WORK TO COMPLETE:
For each entry below, write an exact copy and leave out the images.

PROVIDED RECORDS:
_ _ _ _ _ _ _

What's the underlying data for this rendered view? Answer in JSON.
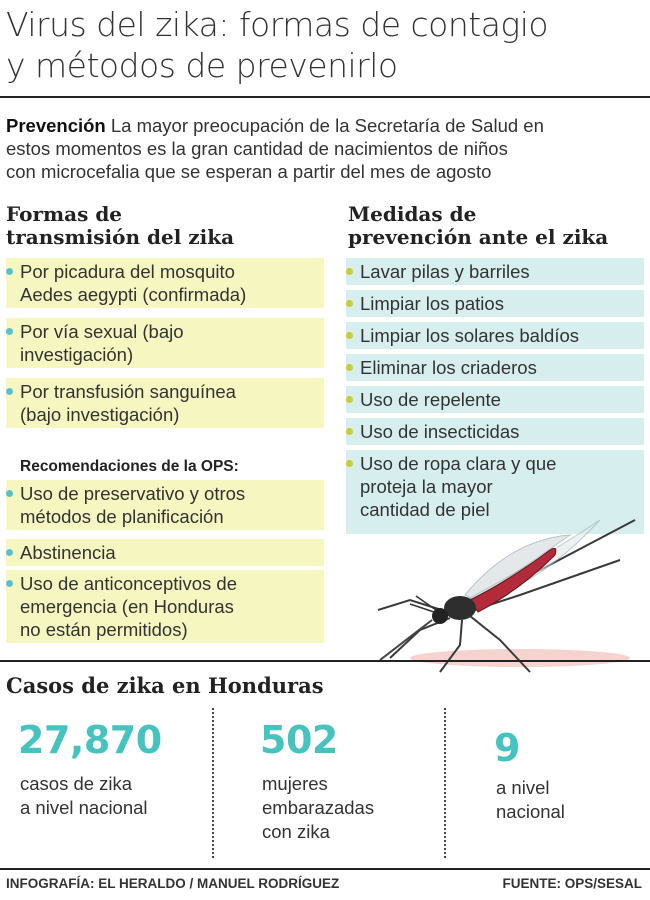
{
  "title": {
    "line1": "Virus del zika: formas de contagio",
    "line2": "y métodos de prevenirlo"
  },
  "intro": {
    "label": "Prevención",
    "line1": " La mayor preocupación de la Secretaría de Salud en",
    "line2": "estos momentos es la gran cantidad de nacimientos de niños",
    "line3": "con microcefalia que se esperan a partir del mes de agosto"
  },
  "transmission": {
    "heading1": "Formas de",
    "heading2": "transmisión del zika",
    "items": [
      {
        "l1": "Por picadura del mosquito",
        "l2": "Aedes aegypti (confirmada)"
      },
      {
        "l1": "Por vía sexual (bajo",
        "l2": "investigación)"
      },
      {
        "l1": "Por transfusión sanguínea",
        "l2": "(bajo investigación)"
      }
    ]
  },
  "ops": {
    "heading": "Recomendaciones de la OPS:",
    "items": [
      {
        "l1": "Uso de preservativo y otros",
        "l2": "métodos de planificación"
      },
      {
        "l1": "Abstinencia"
      },
      {
        "l1": "Uso de anticonceptivos de",
        "l2": "emergencia (en Honduras",
        "l3": "no están permitidos)"
      }
    ]
  },
  "prevention": {
    "heading1": "Medidas de",
    "heading2": "prevención ante el zika",
    "items": [
      {
        "l1": "Lavar pilas y barriles"
      },
      {
        "l1": "Limpiar los patios"
      },
      {
        "l1": "Limpiar los solares baldíos"
      },
      {
        "l1": "Eliminar los criaderos"
      },
      {
        "l1": "Uso de repelente"
      },
      {
        "l1": "Uso de insecticidas"
      },
      {
        "l1": "Uso de ropa clara y que",
        "l2": "proteja la mayor",
        "l3": "cantidad de piel"
      }
    ]
  },
  "stats": {
    "title": "Casos de zika en Honduras",
    "items": [
      {
        "value": "27,870",
        "l1": "casos de zika",
        "l2": "a nivel nacional"
      },
      {
        "value": "502",
        "l1": "mujeres",
        "l2": "embarazadas",
        "l3": "con zika"
      },
      {
        "value": "9",
        "l1": "a nivel",
        "l2": "nacional"
      }
    ]
  },
  "footer": {
    "credit": "INFOGRAFÍA: EL HERALDO / MANUEL RODRÍGUEZ",
    "source": "FUENTE:  OPS/SESAL"
  },
  "colors": {
    "left_bg": "#f6f6c0",
    "right_bg": "#d7eeef",
    "left_bullet": "#58c2c8",
    "right_bullet": "#c8cf2a",
    "stat_number": "#47c3bf"
  },
  "illustration": "mosquito-icon"
}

_ _ _ _ _ _ _

ANSWER FOR THIS EXERCISE:
What's the underlying data for this rendered view? Answer in JSON.
{
  "title": {
    "line1": "Virus del zika: formas de contagio",
    "line2": "y métodos de prevenirlo"
  },
  "intro": {
    "label": "Prevención",
    "line1": " La mayor preocupación de la Secretaría de Salud en",
    "line2": "estos momentos es la gran cantidad de nacimientos de niños",
    "line3": "con microcefalia que se esperan a partir del mes de agosto"
  },
  "transmission": {
    "heading1": "Formas de",
    "heading2": "transmisión del zika",
    "items": [
      {
        "l1": "Por picadura del mosquito",
        "l2": "Aedes aegypti (confirmada)"
      },
      {
        "l1": "Por vía sexual (bajo",
        "l2": "investigación)"
      },
      {
        "l1": "Por transfusión sanguínea",
        "l2": "(bajo investigación)"
      }
    ]
  },
  "ops": {
    "heading": "Recomendaciones de la OPS:",
    "items": [
      {
        "l1": "Uso de preservativo y otros",
        "l2": "métodos de planificación"
      },
      {
        "l1": "Abstinencia"
      },
      {
        "l1": "Uso de anticonceptivos de",
        "l2": "emergencia (en Honduras",
        "l3": "no están permitidos)"
      }
    ]
  },
  "prevention": {
    "heading1": "Medidas de",
    "heading2": "prevención ante el zika",
    "items": [
      {
        "l1": "Lavar pilas y barriles"
      },
      {
        "l1": "Limpiar los patios"
      },
      {
        "l1": "Limpiar los solares baldíos"
      },
      {
        "l1": "Eliminar los criaderos"
      },
      {
        "l1": "Uso de repelente"
      },
      {
        "l1": "Uso de insecticidas"
      },
      {
        "l1": "Uso de ropa clara y que",
        "l2": "proteja la mayor",
        "l3": "cantidad de piel"
      }
    ]
  },
  "stats": {
    "title": "Casos de zika en Honduras",
    "items": [
      {
        "value": "27,870",
        "l1": "casos de zika",
        "l2": "a nivel nacional"
      },
      {
        "value": "502",
        "l1": "mujeres",
        "l2": "embarazadas",
        "l3": "con zika"
      },
      {
        "value": "9",
        "l1": "a nivel",
        "l2": "nacional"
      }
    ]
  },
  "footer": {
    "credit": "INFOGRAFÍA: EL HERALDO / MANUEL RODRÍGUEZ",
    "source": "FUENTE:  OPS/SESAL"
  },
  "colors": {
    "left_bg": "#f6f6c0",
    "right_bg": "#d7eeef",
    "left_bullet": "#58c2c8",
    "right_bullet": "#c8cf2a",
    "stat_number": "#47c3bf"
  },
  "illustration": "mosquito-icon"
}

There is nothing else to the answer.